• Extracted material:
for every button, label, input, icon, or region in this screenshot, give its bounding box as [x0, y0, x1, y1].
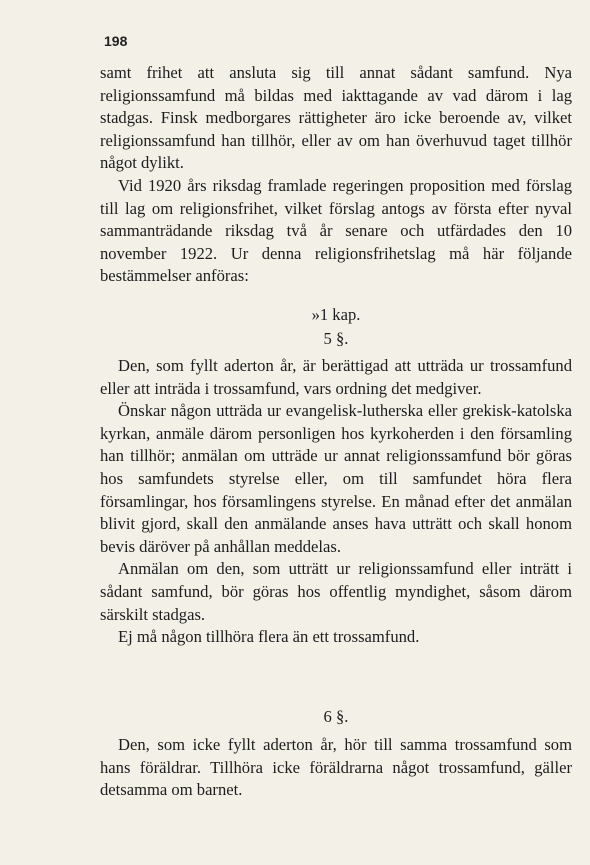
paragraph: Önskar någon utträda ur evangelisk-lutherska eller grekisk-katolska kyrkan, anmäle därom personligen hos kyrkoherden i den församling han tillhör; anmälan om utträde ur annat religionssamfund bör göras hos samfundets styrelse eller, om till samfundet höra flera församlingar, hos församlingens styrelse. En månad efter det anmälan blivit gjord, skall den anmälande anses hava utträtt och skall honom bevis däröver på anhållan meddelas.: [100, 401, 572, 556]
paragraph: Den, som fyllt aderton år, är berättigad att utträda ur trossamfund eller att inträda i trossamfund, vars ordning det medgiver.: [100, 356, 572, 398]
page-number: 198: [104, 33, 128, 49]
intro-text: [100, 62, 572, 288]
section-heading-5: 5 §.: [323, 329, 349, 348]
section-6-text: [100, 734, 572, 802]
section-heading-6: 6 §.: [323, 707, 349, 726]
paragraph: Ej må någon tillhöra flera än ett trossamfund.: [118, 627, 420, 647]
paragraph: Vid 1920 års riksdag framlade regeringen proposition med förslag till lag om religionsfrihet, vilket förslag antogs av första efter nyval sammanträdande riksdag två år senare och utfärdades den 10 november 1922. Ur denna religionsfrihetslag må här följande bestämmelser anföras:: [100, 175, 572, 286]
chapter-heading: »1 kap.: [311, 305, 361, 324]
paragraph: Den, som icke fyllt aderton år, hör till samma trossamfund som hans föräldrar. Tillhöra icke föräldrarna något trossamfund, gäller detsamma om barnet.: [100, 735, 572, 800]
section-5-text: [100, 355, 572, 649]
paragraph: Anmälan om den, som utträtt ur religionssamfund eller inträtt i sådant samfund, bör göras hos offentlig myndighet, såsom därom särskilt stadgas.: [100, 559, 572, 624]
paragraph: samt frihet att ansluta sig till annat sådant samfund. Nya religionssamfund må bildas med iakttagande av vad därom i lag stadgas. Finsk medborgares rättigheter äro icke beroende av, vilket religionssamfund han tillhör, eller av om han överhuvud taget tillhör något dylikt.: [100, 63, 572, 173]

• Exercise requirements:
Copy every row above word for word, leaving out the picture.

• Response to the task:
for every button, label, input, icon, or region in this screenshot, give its bounding box as [x0, y0, x1, y1].
paragraph: Önskar någon utträda ur evangelisk-lutherska eller grekisk-katolska kyrkan, anmäle därom personligen hos kyrkoherden i den församling han tillhör; anmälan om utträde ur annat religionssamfund bör göras hos samfundets styrelse eller, om till samfundet höra flera församlingar, hos församlingens styrelse. En månad efter det anmälan blivit gjord, skall den anmälande anses hava utträtt och skall honom bevis däröver på anhållan meddelas.: [100, 401, 572, 556]
paragraph: Den, som fyllt aderton år, är berättigad att utträda ur trossamfund eller att inträda i trossamfund, vars ordning det medgiver.: [100, 356, 572, 398]
page-number: 198: [104, 33, 128, 49]
intro-text: [100, 62, 572, 288]
section-heading-5: 5 §.: [323, 329, 349, 348]
section-6-text: [100, 734, 572, 802]
section-heading-6: 6 §.: [323, 707, 349, 726]
paragraph: Ej må någon tillhöra flera än ett trossamfund.: [118, 627, 420, 647]
paragraph: Vid 1920 års riksdag framlade regeringen proposition med förslag till lag om religionsfrihet, vilket förslag antogs av första efter nyval sammanträdande riksdag två år senare och utfärdades den 10 november 1922. Ur denna religionsfrihetslag må här följande bestämmelser anföras:: [100, 175, 572, 286]
chapter-heading: »1 kap.: [311, 305, 361, 324]
paragraph: Den, som icke fyllt aderton år, hör till samma trossamfund som hans föräldrar. Tillhöra icke föräldrarna något trossamfund, gäller detsamma om barnet.: [100, 735, 572, 800]
section-5-text: [100, 355, 572, 649]
paragraph: Anmälan om den, som utträtt ur religionssamfund eller inträtt i sådant samfund, bör göras hos offentlig myndighet, såsom därom särskilt stadgas.: [100, 559, 572, 624]
paragraph: samt frihet att ansluta sig till annat sådant samfund. Nya religionssamfund må bildas med iakttagande av vad därom i lag stadgas. Finsk medborgares rättigheter äro icke beroende av, vilket religionssamfund han tillhör, eller av om han överhuvud taget tillhör något dylikt.: [100, 63, 572, 173]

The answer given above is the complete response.